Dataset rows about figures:
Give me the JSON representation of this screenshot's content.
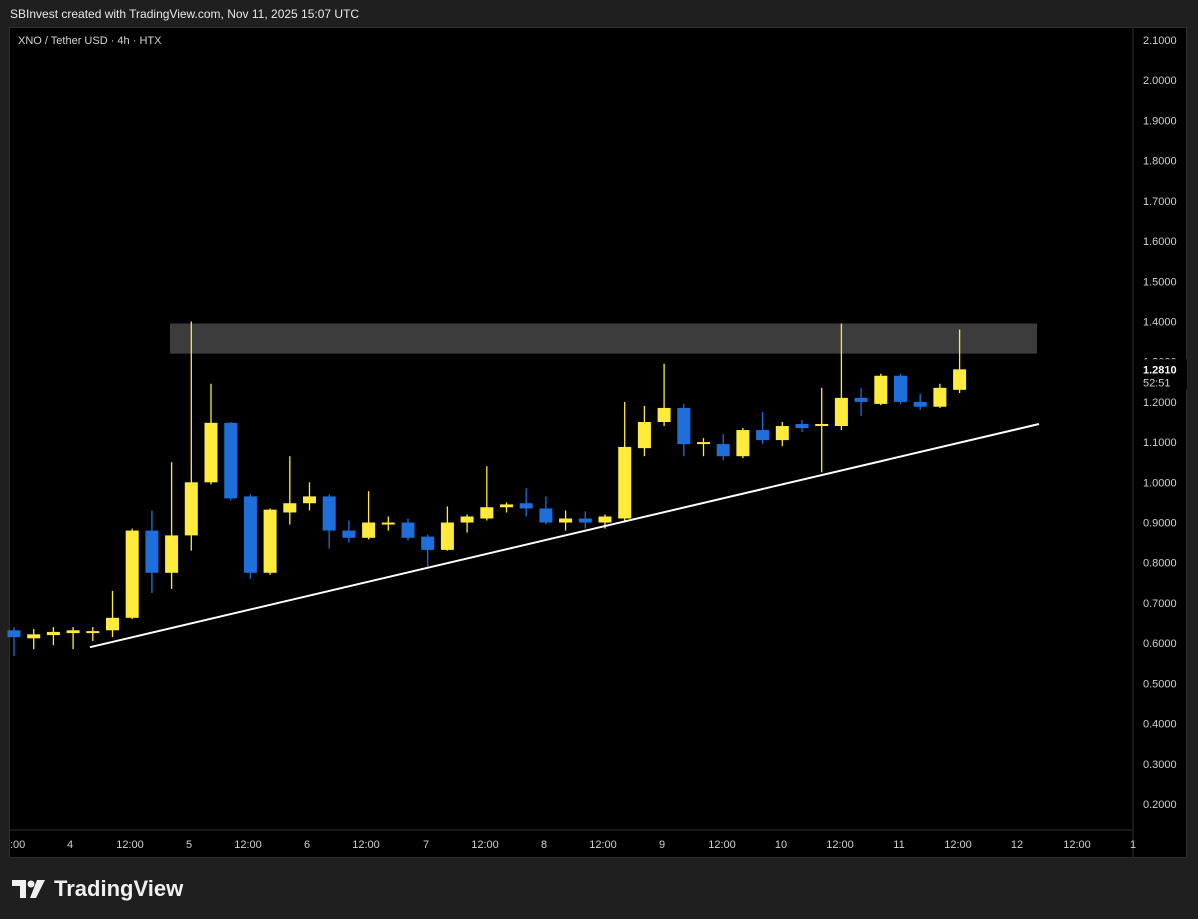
{
  "header": {
    "text": "SBInvest created with TradingView.com, Nov 11, 2025 15:07 UTC"
  },
  "symbol": {
    "text": "XNO / Tether USD · 4h · HTX"
  },
  "brand": {
    "name": "TradingView",
    "icon": "tradingview-logo-icon"
  },
  "colors": {
    "bull": "#ffeb3b",
    "bear": "#1e6fd9",
    "zone": "#3c3c3c",
    "trendline": "#ffffff",
    "background": "#000000",
    "text": "#d1d1d1"
  },
  "chart_data": {
    "type": "candlestick",
    "title": "",
    "ylim": [
      0.15,
      2.15
    ],
    "y_ticks": [
      "2.1000",
      "2.0000",
      "1.9000",
      "1.8000",
      "1.7000",
      "1.6000",
      "1.5000",
      "1.4000",
      "1.3000",
      "1.2000",
      "1.1000",
      "1.0000",
      "0.9000",
      "0.8000",
      "0.7000",
      "0.6000",
      "0.5000",
      "0.4000",
      "0.3000",
      "0.2000"
    ],
    "x_ticks": [
      ":00",
      "4",
      "12:00",
      "5",
      "12:00",
      "6",
      "12:00",
      "7",
      "12:00",
      "8",
      "12:00",
      "9",
      "12:00",
      "10",
      "12:00",
      "11",
      "12:00",
      "12",
      "12:00",
      "1"
    ],
    "last_price": {
      "value": "1.2810",
      "countdown": "52:51"
    },
    "candles": [
      {
        "o": 0.632,
        "h": 0.64,
        "l": 0.568,
        "c": 0.615
      },
      {
        "o": 0.612,
        "h": 0.635,
        "l": 0.585,
        "c": 0.622
      },
      {
        "o": 0.62,
        "h": 0.64,
        "l": 0.595,
        "c": 0.628
      },
      {
        "o": 0.625,
        "h": 0.64,
        "l": 0.585,
        "c": 0.632
      },
      {
        "o": 0.628,
        "h": 0.64,
        "l": 0.605,
        "c": 0.63
      },
      {
        "o": 0.632,
        "h": 0.73,
        "l": 0.615,
        "c": 0.663
      },
      {
        "o": 0.663,
        "h": 0.885,
        "l": 0.66,
        "c": 0.88
      },
      {
        "o": 0.88,
        "h": 0.93,
        "l": 0.725,
        "c": 0.775
      },
      {
        "o": 0.775,
        "h": 1.05,
        "l": 0.735,
        "c": 0.868
      },
      {
        "o": 0.868,
        "h": 1.4,
        "l": 0.83,
        "c": 1.0
      },
      {
        "o": 1.0,
        "h": 1.245,
        "l": 0.995,
        "c": 1.148
      },
      {
        "o": 1.148,
        "h": 1.15,
        "l": 0.955,
        "c": 0.96
      },
      {
        "o": 0.965,
        "h": 0.97,
        "l": 0.76,
        "c": 0.775
      },
      {
        "o": 0.775,
        "h": 0.935,
        "l": 0.77,
        "c": 0.932
      },
      {
        "o": 0.925,
        "h": 1.065,
        "l": 0.895,
        "c": 0.948
      },
      {
        "o": 0.948,
        "h": 1.0,
        "l": 0.93,
        "c": 0.965
      },
      {
        "o": 0.965,
        "h": 0.97,
        "l": 0.835,
        "c": 0.88
      },
      {
        "o": 0.88,
        "h": 0.905,
        "l": 0.85,
        "c": 0.862
      },
      {
        "o": 0.862,
        "h": 0.978,
        "l": 0.858,
        "c": 0.9
      },
      {
        "o": 0.9,
        "h": 0.915,
        "l": 0.88,
        "c": 0.9
      },
      {
        "o": 0.9,
        "h": 0.91,
        "l": 0.855,
        "c": 0.862
      },
      {
        "o": 0.865,
        "h": 0.87,
        "l": 0.79,
        "c": 0.832
      },
      {
        "o": 0.832,
        "h": 0.94,
        "l": 0.83,
        "c": 0.9
      },
      {
        "o": 0.9,
        "h": 0.92,
        "l": 0.875,
        "c": 0.915
      },
      {
        "o": 0.91,
        "h": 1.04,
        "l": 0.905,
        "c": 0.938
      },
      {
        "o": 0.938,
        "h": 0.95,
        "l": 0.925,
        "c": 0.945
      },
      {
        "o": 0.948,
        "h": 0.985,
        "l": 0.915,
        "c": 0.935
      },
      {
        "o": 0.935,
        "h": 0.965,
        "l": 0.895,
        "c": 0.9
      },
      {
        "o": 0.9,
        "h": 0.93,
        "l": 0.88,
        "c": 0.91
      },
      {
        "o": 0.91,
        "h": 0.928,
        "l": 0.885,
        "c": 0.9
      },
      {
        "o": 0.9,
        "h": 0.92,
        "l": 0.885,
        "c": 0.915
      },
      {
        "o": 0.91,
        "h": 1.2,
        "l": 0.9,
        "c": 1.088
      },
      {
        "o": 1.085,
        "h": 1.19,
        "l": 1.065,
        "c": 1.15
      },
      {
        "o": 1.15,
        "h": 1.295,
        "l": 1.14,
        "c": 1.185
      },
      {
        "o": 1.185,
        "h": 1.195,
        "l": 1.065,
        "c": 1.095
      },
      {
        "o": 1.095,
        "h": 1.11,
        "l": 1.065,
        "c": 1.1
      },
      {
        "o": 1.095,
        "h": 1.12,
        "l": 1.055,
        "c": 1.065
      },
      {
        "o": 1.065,
        "h": 1.135,
        "l": 1.06,
        "c": 1.13
      },
      {
        "o": 1.13,
        "h": 1.175,
        "l": 1.095,
        "c": 1.105
      },
      {
        "o": 1.105,
        "h": 1.15,
        "l": 1.09,
        "c": 1.14
      },
      {
        "o": 1.145,
        "h": 1.155,
        "l": 1.125,
        "c": 1.135
      },
      {
        "o": 1.14,
        "h": 1.235,
        "l": 1.025,
        "c": 1.145
      },
      {
        "o": 1.14,
        "h": 1.395,
        "l": 1.13,
        "c": 1.21
      },
      {
        "o": 1.21,
        "h": 1.235,
        "l": 1.165,
        "c": 1.2
      },
      {
        "o": 1.195,
        "h": 1.27,
        "l": 1.192,
        "c": 1.265
      },
      {
        "o": 1.265,
        "h": 1.27,
        "l": 1.195,
        "c": 1.2
      },
      {
        "o": 1.2,
        "h": 1.22,
        "l": 1.18,
        "c": 1.188
      },
      {
        "o": 1.188,
        "h": 1.245,
        "l": 1.185,
        "c": 1.235
      },
      {
        "o": 1.23,
        "h": 1.38,
        "l": 1.222,
        "c": 1.281
      }
    ],
    "zone": {
      "top": 1.395,
      "bottom": 1.32
    },
    "trendline": {
      "start": 0.59,
      "end": 1.145
    }
  }
}
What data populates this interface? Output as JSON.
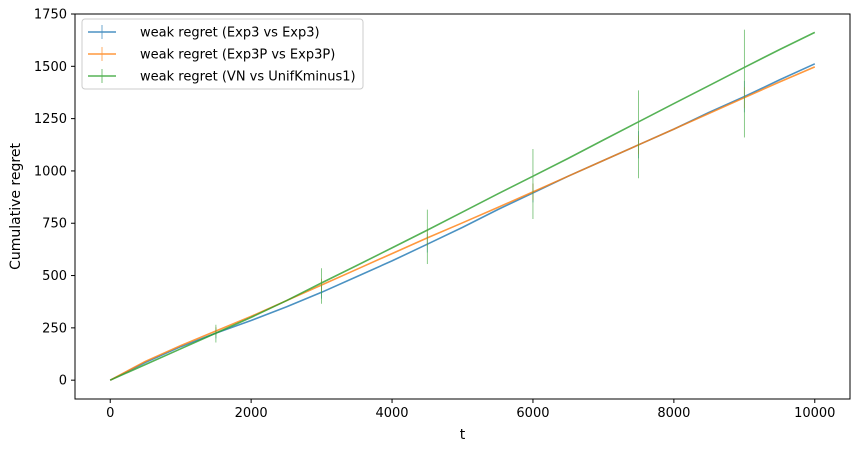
{
  "chart_data": {
    "type": "line",
    "title": "",
    "xlabel": "t",
    "ylabel": "Cumulative regret",
    "xlim": [
      -500,
      10500
    ],
    "ylim": [
      -90,
      1750
    ],
    "xticks": [
      0,
      2000,
      4000,
      6000,
      8000,
      10000
    ],
    "yticks": [
      0,
      250,
      500,
      750,
      1000,
      1250,
      1500,
      1750
    ],
    "legend_position": "top-left",
    "grid": false,
    "series": [
      {
        "name": "weak regret (Exp3 vs Exp3)",
        "color": "#1f77b4",
        "x": [
          0,
          500,
          1000,
          1500,
          2000,
          2500,
          3000,
          3500,
          4000,
          4500,
          5000,
          5500,
          6000,
          6500,
          7000,
          7500,
          8000,
          8500,
          9000,
          9500,
          10000
        ],
        "y": [
          0,
          85,
          160,
          225,
          285,
          350,
          420,
          495,
          570,
          650,
          730,
          815,
          895,
          975,
          1050,
          1125,
          1200,
          1280,
          1355,
          1435,
          1512
        ],
        "errorbars": [
          {
            "x": 1500,
            "low": 200,
            "high": 250
          },
          {
            "x": 3000,
            "low": 390,
            "high": 450
          },
          {
            "x": 4500,
            "low": 610,
            "high": 700
          },
          {
            "x": 6000,
            "low": 850,
            "high": 940
          },
          {
            "x": 7500,
            "low": 1060,
            "high": 1190
          },
          {
            "x": 9000,
            "low": 1280,
            "high": 1430
          }
        ]
      },
      {
        "name": "weak regret (Exp3P vs Exp3P)",
        "color": "#ff7f0e",
        "x": [
          0,
          500,
          1000,
          1500,
          2000,
          2500,
          3000,
          3500,
          4000,
          4500,
          5000,
          5500,
          6000,
          6500,
          7000,
          7500,
          8000,
          8500,
          9000,
          9500,
          10000
        ],
        "y": [
          0,
          90,
          165,
          235,
          305,
          380,
          455,
          530,
          605,
          680,
          752,
          825,
          900,
          975,
          1050,
          1125,
          1200,
          1275,
          1350,
          1425,
          1497
        ],
        "errorbars": [
          {
            "x": 1500,
            "low": 215,
            "high": 255
          },
          {
            "x": 3000,
            "low": 425,
            "high": 485
          },
          {
            "x": 4500,
            "low": 640,
            "high": 720
          },
          {
            "x": 6000,
            "low": 860,
            "high": 940
          },
          {
            "x": 7500,
            "low": 1080,
            "high": 1170
          },
          {
            "x": 9000,
            "low": 1300,
            "high": 1400
          }
        ]
      },
      {
        "name": "weak regret (VN vs UnifKminus1)",
        "color": "#2ca02c",
        "x": [
          0,
          500,
          1000,
          1500,
          2000,
          2500,
          3000,
          3500,
          4000,
          4500,
          5000,
          5500,
          6000,
          6500,
          7000,
          7500,
          8000,
          8500,
          9000,
          9500,
          10000
        ],
        "y": [
          0,
          75,
          150,
          225,
          300,
          380,
          465,
          548,
          632,
          717,
          803,
          890,
          975,
          1060,
          1148,
          1235,
          1322,
          1408,
          1495,
          1580,
          1662
        ],
        "errorbars": [
          {
            "x": 1500,
            "low": 180,
            "high": 265
          },
          {
            "x": 3000,
            "low": 365,
            "high": 535
          },
          {
            "x": 4500,
            "low": 555,
            "high": 815
          },
          {
            "x": 6000,
            "low": 770,
            "high": 1105
          },
          {
            "x": 7500,
            "low": 965,
            "high": 1385
          },
          {
            "x": 9000,
            "low": 1160,
            "high": 1675
          }
        ]
      }
    ]
  }
}
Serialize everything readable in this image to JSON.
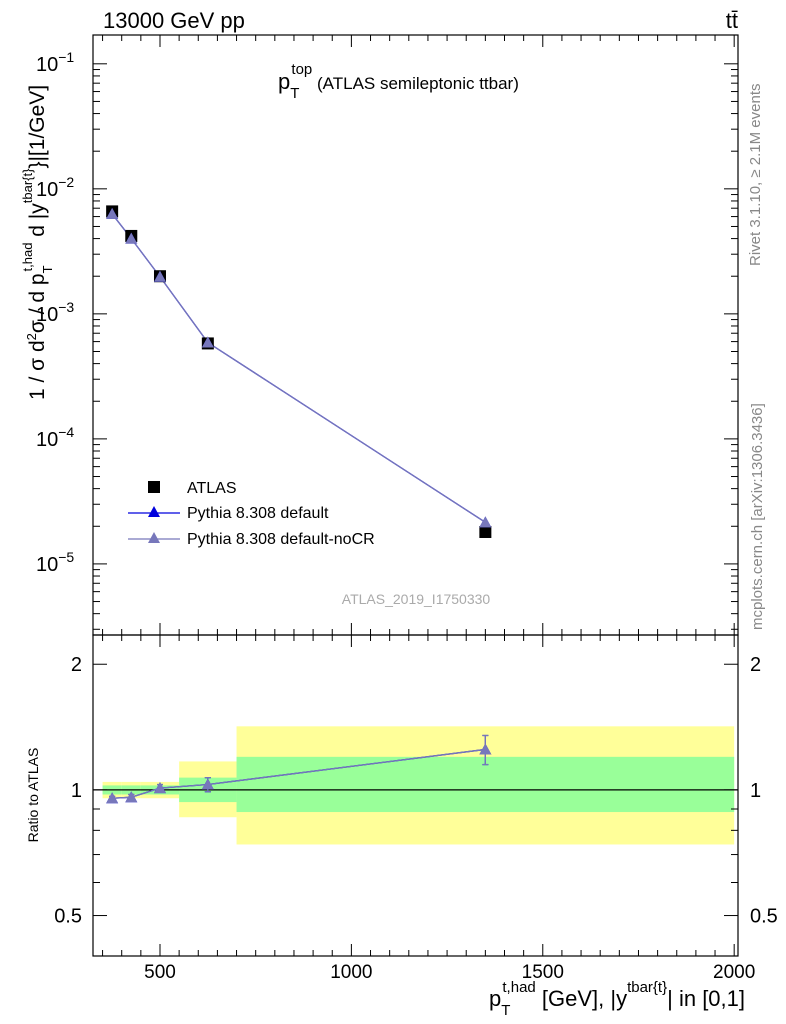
{
  "header": {
    "left": "13000 GeV pp",
    "right": "tt̄"
  },
  "side_labels": {
    "rivet": "Rivet 3.1.10, ≥ 2.1M events",
    "mcplots": "mcplots.cern.ch [arXiv:1306.3436]"
  },
  "chart_data": [
    {
      "type": "scatter",
      "panel": "main",
      "title": {
        "p": "p",
        "sub": "T",
        "sup": "top",
        "rest": " (ATLAS semileptonic ttbar)"
      },
      "analysis_id": "ATLAS_2019_I1750330",
      "ylabel": "1 / σ d²σ / d p_T^{t,had} d |y^{tbar{t}}| [1/GeV]",
      "yscale": "log",
      "xlim": [
        325,
        2010
      ],
      "ylim": [
        2.7e-06,
        0.17
      ],
      "y_ticks": [
        {
          "value": 0.1,
          "mant": "10",
          "exp": "−1"
        },
        {
          "value": 0.01,
          "mant": "10",
          "exp": "−2"
        },
        {
          "value": 0.001,
          "mant": "10",
          "exp": "−3"
        },
        {
          "value": 0.0001,
          "mant": "10",
          "exp": "−4"
        },
        {
          "value": 1e-05,
          "mant": "10",
          "exp": "−5"
        }
      ],
      "legend_position": "lower-left",
      "series": [
        {
          "name": "ATLAS",
          "marker": "square",
          "color": "#000000",
          "x": [
            375,
            425,
            500,
            625,
            1350
          ],
          "y": [
            0.0066,
            0.0042,
            0.002,
            0.00058,
            1.8e-05
          ]
        },
        {
          "name": "Pythia 8.308 default",
          "marker": "triangle",
          "color": "#0000dd",
          "x": [
            375,
            425,
            500,
            625,
            1350
          ],
          "y": [
            0.0063,
            0.004,
            0.00198,
            0.00059,
            2.15e-05
          ]
        },
        {
          "name": "Pythia 8.308 default-noCR",
          "marker": "triangle",
          "color": "#7777bb",
          "x": [
            375,
            425,
            500,
            625,
            1350
          ],
          "y": [
            0.0063,
            0.004,
            0.00198,
            0.00059,
            2.15e-05
          ]
        }
      ]
    },
    {
      "type": "scatter",
      "panel": "ratio",
      "ylabel": "Ratio to ATLAS",
      "xlabel": "p_T^{t,had} [GeV], |y^{tbar{t}}| in [0,1]",
      "xlim": [
        325,
        2010
      ],
      "ylim": [
        0.4,
        2.35
      ],
      "x_ticks": [
        500,
        1000,
        1500,
        2000
      ],
      "y_ticks": [
        0.5,
        1,
        2
      ],
      "reference": 1,
      "bands": [
        {
          "x0": 350,
          "x1": 400,
          "inner": [
            0.975,
            1.025
          ],
          "outer": [
            0.955,
            1.045
          ]
        },
        {
          "x0": 400,
          "x1": 450,
          "inner": [
            0.975,
            1.025
          ],
          "outer": [
            0.955,
            1.045
          ]
        },
        {
          "x0": 450,
          "x1": 550,
          "inner": [
            0.975,
            1.025
          ],
          "outer": [
            0.955,
            1.045
          ]
        },
        {
          "x0": 550,
          "x1": 700,
          "inner": [
            0.935,
            1.07
          ],
          "outer": [
            0.86,
            1.17
          ]
        },
        {
          "x0": 700,
          "x1": 2000,
          "inner": [
            0.885,
            1.2
          ],
          "outer": [
            0.74,
            1.42
          ]
        }
      ],
      "band_colors": {
        "inner": "#99ff99",
        "outer": "#ffff99"
      },
      "series": [
        {
          "name": "Pythia 8.308 default",
          "color": "#0000dd",
          "x": [
            375,
            425,
            500,
            625,
            1350
          ],
          "y": [
            0.955,
            0.96,
            1.01,
            1.03,
            1.25
          ],
          "err": [
            0.01,
            0.015,
            0.02,
            0.04,
            0.1
          ]
        },
        {
          "name": "Pythia 8.308 default-noCR",
          "color": "#7777bb",
          "x": [
            375,
            425,
            500,
            625,
            1350
          ],
          "y": [
            0.955,
            0.96,
            1.01,
            1.03,
            1.25
          ],
          "err": [
            0.01,
            0.015,
            0.02,
            0.04,
            0.1
          ]
        }
      ]
    }
  ]
}
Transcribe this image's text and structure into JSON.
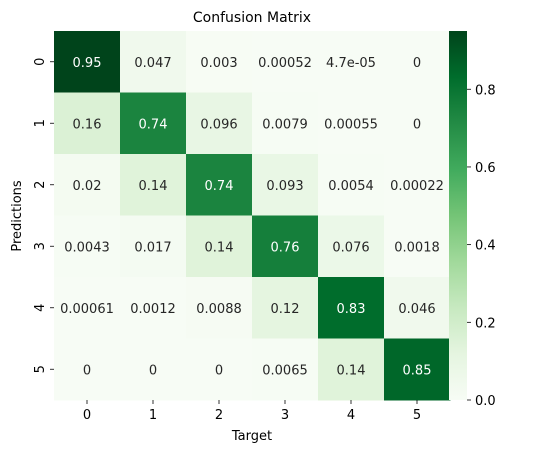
{
  "chart_data": {
    "type": "heatmap",
    "title": "Confusion Matrix",
    "xlabel": "Target",
    "ylabel": "Predictions",
    "x_categories": [
      "0",
      "1",
      "2",
      "3",
      "4",
      "5"
    ],
    "y_categories": [
      "0",
      "1",
      "2",
      "3",
      "4",
      "5"
    ],
    "values": [
      [
        0.95,
        0.047,
        0.003,
        0.00052,
        4.7e-05,
        0
      ],
      [
        0.16,
        0.74,
        0.096,
        0.0079,
        0.00055,
        0
      ],
      [
        0.02,
        0.14,
        0.74,
        0.093,
        0.0054,
        0.00022
      ],
      [
        0.0043,
        0.017,
        0.14,
        0.76,
        0.076,
        0.0018
      ],
      [
        0.00061,
        0.0012,
        0.0088,
        0.12,
        0.83,
        0.046
      ],
      [
        0,
        0,
        0,
        0.0065,
        0.14,
        0.85
      ]
    ],
    "value_labels": [
      [
        "0.95",
        "0.047",
        "0.003",
        "0.00052",
        "4.7e-05",
        "0"
      ],
      [
        "0.16",
        "0.74",
        "0.096",
        "0.0079",
        "0.00055",
        "0"
      ],
      [
        "0.02",
        "0.14",
        "0.74",
        "0.093",
        "0.0054",
        "0.00022"
      ],
      [
        "0.0043",
        "0.017",
        "0.14",
        "0.76",
        "0.076",
        "0.0018"
      ],
      [
        "0.00061",
        "0.0012",
        "0.0088",
        "0.12",
        "0.83",
        "0.046"
      ],
      [
        "0",
        "0",
        "0",
        "0.0065",
        "0.14",
        "0.85"
      ]
    ],
    "colormap": "Greens",
    "color_range": [
      0,
      0.95
    ],
    "colorbar_ticks": [
      "0.0",
      "0.2",
      "0.4",
      "0.6",
      "0.8"
    ],
    "colorbar_tick_values": [
      0,
      0.2,
      0.4,
      0.6,
      0.8
    ]
  }
}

PROBLEM TO SOLVE: Write out every line from the entries where "JSON" appears.

RESPONSE BELOW:
Give me the JSON representation of this screenshot's content.
What data populates this interface? Output as JSON.
Serialize everything readable in this image to JSON.
Transcribe this image's text and structure into JSON.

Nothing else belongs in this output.